▶ Exercise objective
Count the lines below that include the word "DNAse" and write that number alone.

(Entries from a visual dataset)
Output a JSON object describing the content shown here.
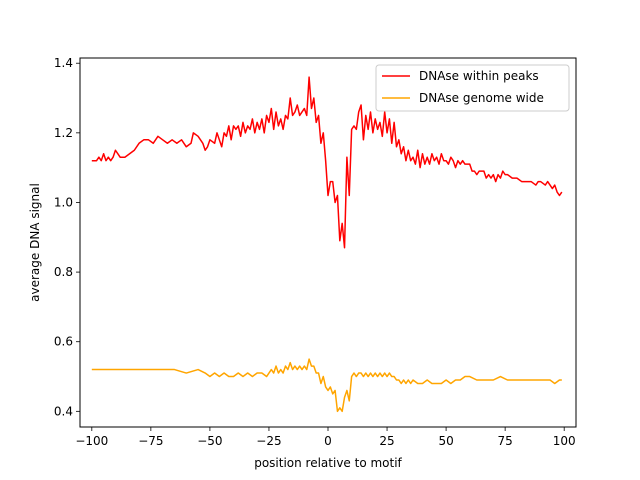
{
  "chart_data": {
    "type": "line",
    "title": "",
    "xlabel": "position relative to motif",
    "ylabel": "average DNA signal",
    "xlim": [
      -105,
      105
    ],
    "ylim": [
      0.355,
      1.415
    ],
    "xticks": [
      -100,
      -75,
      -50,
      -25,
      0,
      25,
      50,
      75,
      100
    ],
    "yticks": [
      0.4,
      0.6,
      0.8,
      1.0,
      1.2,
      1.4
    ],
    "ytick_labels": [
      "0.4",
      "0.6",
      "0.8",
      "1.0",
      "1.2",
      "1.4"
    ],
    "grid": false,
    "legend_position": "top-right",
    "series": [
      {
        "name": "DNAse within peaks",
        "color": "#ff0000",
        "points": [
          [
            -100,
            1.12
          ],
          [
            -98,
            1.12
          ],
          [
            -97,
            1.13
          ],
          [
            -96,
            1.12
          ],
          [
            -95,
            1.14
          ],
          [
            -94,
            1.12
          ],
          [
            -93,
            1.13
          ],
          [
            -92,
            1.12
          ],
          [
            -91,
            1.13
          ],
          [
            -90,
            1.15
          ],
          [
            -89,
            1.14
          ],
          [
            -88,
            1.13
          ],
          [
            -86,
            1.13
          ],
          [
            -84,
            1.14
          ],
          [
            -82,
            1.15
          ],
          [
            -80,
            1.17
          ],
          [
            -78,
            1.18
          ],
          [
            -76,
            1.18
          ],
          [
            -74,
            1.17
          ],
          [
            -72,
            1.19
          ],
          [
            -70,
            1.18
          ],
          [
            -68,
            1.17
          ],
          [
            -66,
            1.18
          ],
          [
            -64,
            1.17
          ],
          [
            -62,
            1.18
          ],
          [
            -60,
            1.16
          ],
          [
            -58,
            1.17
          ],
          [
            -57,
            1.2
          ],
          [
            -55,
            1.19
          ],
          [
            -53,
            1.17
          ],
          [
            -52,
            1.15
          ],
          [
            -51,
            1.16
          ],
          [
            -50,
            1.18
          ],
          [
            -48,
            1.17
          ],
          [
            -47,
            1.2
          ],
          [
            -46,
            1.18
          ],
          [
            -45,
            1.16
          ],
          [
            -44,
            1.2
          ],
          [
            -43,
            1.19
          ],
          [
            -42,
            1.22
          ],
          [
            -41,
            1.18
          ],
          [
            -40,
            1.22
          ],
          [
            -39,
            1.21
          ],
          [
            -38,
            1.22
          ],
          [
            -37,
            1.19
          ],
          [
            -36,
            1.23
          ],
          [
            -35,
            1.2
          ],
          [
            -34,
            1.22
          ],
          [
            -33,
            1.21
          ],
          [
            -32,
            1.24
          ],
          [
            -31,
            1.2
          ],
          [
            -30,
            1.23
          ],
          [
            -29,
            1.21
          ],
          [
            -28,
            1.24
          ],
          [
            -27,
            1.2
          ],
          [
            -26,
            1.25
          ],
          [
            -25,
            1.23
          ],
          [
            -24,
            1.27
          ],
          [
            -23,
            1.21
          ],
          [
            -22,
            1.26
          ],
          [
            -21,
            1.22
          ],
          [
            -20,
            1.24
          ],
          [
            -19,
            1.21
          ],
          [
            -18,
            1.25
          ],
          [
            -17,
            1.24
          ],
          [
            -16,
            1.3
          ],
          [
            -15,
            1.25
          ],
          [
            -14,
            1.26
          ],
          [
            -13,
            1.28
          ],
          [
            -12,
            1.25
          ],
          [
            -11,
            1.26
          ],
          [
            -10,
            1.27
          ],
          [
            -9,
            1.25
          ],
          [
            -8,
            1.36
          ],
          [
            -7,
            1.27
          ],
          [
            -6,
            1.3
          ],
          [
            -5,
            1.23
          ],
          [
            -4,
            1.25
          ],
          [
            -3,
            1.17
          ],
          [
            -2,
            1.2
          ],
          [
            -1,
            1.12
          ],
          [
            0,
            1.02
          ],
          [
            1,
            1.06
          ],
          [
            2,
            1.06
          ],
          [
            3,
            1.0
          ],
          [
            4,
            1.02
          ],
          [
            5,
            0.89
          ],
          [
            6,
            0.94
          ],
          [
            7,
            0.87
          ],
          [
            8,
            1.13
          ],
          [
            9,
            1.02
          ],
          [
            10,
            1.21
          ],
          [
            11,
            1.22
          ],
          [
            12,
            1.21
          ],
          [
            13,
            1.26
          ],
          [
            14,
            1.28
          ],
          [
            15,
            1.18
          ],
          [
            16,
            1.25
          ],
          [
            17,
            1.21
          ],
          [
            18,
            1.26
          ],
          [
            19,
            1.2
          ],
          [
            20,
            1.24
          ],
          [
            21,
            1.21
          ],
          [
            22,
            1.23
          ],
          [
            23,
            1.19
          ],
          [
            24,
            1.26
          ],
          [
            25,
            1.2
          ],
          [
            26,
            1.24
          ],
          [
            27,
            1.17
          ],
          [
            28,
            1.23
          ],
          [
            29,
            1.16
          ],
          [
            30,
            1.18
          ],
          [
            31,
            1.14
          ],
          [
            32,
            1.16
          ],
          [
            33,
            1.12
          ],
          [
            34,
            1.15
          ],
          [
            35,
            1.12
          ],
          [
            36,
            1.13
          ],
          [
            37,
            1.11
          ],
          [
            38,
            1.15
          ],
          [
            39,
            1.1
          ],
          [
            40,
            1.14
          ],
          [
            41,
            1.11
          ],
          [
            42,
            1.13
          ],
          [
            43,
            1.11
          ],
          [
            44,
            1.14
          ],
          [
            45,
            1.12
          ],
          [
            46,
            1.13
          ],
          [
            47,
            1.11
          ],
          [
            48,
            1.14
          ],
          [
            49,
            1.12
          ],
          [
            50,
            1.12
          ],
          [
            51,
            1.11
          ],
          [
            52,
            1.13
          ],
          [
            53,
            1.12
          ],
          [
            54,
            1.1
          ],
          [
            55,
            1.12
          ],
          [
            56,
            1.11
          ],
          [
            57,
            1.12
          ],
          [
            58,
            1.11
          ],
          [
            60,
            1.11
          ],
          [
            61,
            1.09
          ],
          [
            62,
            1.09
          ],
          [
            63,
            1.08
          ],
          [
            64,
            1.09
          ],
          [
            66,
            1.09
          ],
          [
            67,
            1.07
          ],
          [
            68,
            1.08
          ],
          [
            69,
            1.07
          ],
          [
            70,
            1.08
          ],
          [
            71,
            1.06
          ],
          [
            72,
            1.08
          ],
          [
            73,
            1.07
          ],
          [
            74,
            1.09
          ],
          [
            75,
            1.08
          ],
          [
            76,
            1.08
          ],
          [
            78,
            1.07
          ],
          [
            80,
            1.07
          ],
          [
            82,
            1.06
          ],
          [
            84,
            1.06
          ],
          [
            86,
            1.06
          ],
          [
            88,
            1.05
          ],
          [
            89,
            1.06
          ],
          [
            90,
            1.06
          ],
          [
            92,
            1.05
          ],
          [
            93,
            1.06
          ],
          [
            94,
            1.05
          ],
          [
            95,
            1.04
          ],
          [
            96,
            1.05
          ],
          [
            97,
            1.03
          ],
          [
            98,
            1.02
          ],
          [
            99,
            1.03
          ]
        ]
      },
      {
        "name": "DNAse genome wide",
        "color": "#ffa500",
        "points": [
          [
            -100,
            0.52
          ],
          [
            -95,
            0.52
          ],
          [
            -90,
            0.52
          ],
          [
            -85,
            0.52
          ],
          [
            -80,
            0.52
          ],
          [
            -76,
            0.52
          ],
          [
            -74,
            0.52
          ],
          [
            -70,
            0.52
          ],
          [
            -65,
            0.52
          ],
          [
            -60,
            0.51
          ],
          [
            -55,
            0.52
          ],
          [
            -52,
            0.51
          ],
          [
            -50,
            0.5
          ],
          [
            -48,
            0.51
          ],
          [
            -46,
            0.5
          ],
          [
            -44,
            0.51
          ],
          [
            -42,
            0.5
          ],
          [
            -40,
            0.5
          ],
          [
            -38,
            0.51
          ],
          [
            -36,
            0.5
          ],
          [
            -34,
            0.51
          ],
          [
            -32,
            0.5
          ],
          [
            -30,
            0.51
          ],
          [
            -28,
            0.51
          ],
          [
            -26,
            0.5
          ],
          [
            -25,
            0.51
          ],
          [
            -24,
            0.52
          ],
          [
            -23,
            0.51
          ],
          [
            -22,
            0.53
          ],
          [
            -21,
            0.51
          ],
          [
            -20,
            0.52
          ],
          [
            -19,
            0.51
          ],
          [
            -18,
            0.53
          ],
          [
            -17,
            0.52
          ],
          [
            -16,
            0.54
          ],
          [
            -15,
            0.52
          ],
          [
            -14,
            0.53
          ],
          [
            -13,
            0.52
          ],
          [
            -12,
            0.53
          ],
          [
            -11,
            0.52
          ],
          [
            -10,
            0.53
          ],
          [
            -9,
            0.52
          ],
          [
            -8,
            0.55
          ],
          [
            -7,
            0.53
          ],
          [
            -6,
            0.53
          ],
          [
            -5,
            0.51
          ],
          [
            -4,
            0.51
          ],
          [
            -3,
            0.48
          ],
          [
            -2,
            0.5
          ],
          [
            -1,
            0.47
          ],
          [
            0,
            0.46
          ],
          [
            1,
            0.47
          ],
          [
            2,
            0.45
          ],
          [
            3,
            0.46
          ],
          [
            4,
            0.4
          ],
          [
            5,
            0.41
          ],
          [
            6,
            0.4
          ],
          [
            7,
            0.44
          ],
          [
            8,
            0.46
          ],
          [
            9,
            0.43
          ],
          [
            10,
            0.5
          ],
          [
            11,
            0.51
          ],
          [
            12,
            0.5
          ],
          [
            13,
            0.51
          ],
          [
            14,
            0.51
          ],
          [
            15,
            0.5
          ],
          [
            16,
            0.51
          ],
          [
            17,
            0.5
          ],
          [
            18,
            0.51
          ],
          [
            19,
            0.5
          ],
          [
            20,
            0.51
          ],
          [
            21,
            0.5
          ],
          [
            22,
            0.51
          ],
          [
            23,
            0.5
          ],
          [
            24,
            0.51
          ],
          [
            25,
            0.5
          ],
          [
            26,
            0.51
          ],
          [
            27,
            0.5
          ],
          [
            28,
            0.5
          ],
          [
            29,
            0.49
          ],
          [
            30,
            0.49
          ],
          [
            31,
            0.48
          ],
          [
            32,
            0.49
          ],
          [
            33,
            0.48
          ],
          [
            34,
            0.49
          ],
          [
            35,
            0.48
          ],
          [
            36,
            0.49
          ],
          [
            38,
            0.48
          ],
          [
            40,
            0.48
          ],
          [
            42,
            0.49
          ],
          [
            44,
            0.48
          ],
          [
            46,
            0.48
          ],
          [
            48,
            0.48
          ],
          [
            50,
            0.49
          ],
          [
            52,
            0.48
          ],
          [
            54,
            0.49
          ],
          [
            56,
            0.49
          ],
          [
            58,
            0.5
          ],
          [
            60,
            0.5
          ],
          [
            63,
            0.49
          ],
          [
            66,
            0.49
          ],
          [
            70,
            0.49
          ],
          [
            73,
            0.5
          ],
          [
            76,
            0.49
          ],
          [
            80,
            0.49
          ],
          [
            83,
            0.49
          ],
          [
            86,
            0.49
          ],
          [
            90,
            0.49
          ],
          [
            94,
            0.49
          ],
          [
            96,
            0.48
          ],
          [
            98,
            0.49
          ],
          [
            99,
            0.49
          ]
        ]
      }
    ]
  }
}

▶ Result
2